* **Data to use**

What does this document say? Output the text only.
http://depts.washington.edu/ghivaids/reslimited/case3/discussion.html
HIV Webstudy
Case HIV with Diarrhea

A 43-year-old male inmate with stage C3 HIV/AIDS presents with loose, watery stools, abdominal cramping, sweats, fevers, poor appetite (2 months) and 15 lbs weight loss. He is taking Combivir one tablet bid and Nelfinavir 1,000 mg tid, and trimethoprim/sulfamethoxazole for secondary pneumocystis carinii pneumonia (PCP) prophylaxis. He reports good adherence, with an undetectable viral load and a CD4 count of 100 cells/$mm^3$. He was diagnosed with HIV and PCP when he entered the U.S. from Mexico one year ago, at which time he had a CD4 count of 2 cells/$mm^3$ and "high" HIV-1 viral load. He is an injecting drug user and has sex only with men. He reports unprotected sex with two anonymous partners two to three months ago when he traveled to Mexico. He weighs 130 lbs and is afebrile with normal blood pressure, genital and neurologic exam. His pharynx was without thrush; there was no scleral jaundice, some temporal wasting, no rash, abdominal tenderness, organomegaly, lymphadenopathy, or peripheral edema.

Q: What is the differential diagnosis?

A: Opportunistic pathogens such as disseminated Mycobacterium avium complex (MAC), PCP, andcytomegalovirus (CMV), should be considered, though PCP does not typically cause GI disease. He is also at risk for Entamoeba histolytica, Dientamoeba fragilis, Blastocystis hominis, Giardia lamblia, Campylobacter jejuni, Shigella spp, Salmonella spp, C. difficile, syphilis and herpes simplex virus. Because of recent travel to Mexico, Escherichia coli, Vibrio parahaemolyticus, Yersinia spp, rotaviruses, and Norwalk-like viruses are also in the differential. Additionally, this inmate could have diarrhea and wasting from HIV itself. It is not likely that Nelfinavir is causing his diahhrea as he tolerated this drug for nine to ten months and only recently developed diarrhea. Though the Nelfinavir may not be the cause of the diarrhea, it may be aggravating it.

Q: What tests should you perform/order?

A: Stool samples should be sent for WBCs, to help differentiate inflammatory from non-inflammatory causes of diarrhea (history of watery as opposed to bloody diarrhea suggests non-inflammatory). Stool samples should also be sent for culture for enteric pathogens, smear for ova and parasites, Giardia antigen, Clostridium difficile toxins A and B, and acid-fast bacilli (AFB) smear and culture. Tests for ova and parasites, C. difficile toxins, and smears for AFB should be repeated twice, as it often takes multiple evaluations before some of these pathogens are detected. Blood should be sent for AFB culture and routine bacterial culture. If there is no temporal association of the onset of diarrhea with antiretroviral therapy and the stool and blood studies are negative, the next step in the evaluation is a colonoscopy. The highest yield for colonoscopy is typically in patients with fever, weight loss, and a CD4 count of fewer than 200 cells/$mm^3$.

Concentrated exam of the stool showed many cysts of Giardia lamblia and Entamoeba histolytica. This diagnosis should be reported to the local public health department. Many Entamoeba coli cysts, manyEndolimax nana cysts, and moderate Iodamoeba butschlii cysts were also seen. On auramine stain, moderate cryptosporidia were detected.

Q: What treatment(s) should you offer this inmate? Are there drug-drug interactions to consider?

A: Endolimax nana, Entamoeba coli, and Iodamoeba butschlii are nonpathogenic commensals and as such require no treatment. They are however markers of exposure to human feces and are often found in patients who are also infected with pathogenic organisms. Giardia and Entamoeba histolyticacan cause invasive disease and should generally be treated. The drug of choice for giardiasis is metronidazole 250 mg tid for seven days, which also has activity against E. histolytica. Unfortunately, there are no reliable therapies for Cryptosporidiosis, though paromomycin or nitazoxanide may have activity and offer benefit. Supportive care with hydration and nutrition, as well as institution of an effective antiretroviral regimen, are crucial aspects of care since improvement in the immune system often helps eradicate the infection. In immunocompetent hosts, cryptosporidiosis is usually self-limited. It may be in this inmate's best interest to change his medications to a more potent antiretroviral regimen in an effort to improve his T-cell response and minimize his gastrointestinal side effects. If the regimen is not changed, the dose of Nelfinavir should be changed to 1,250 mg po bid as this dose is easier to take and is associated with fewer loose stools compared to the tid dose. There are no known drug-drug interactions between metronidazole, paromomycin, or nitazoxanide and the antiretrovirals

* **Assigned task**
The required answer is each line of the entries containing the string "What".

* **Expected answer**
What does this document say? Output the text only.
Q: What is the differential diagnosis?
Q: What tests should you perform/order?
Q: What treatment(s) should you offer this inmate? Are there drug-drug interactions to consider?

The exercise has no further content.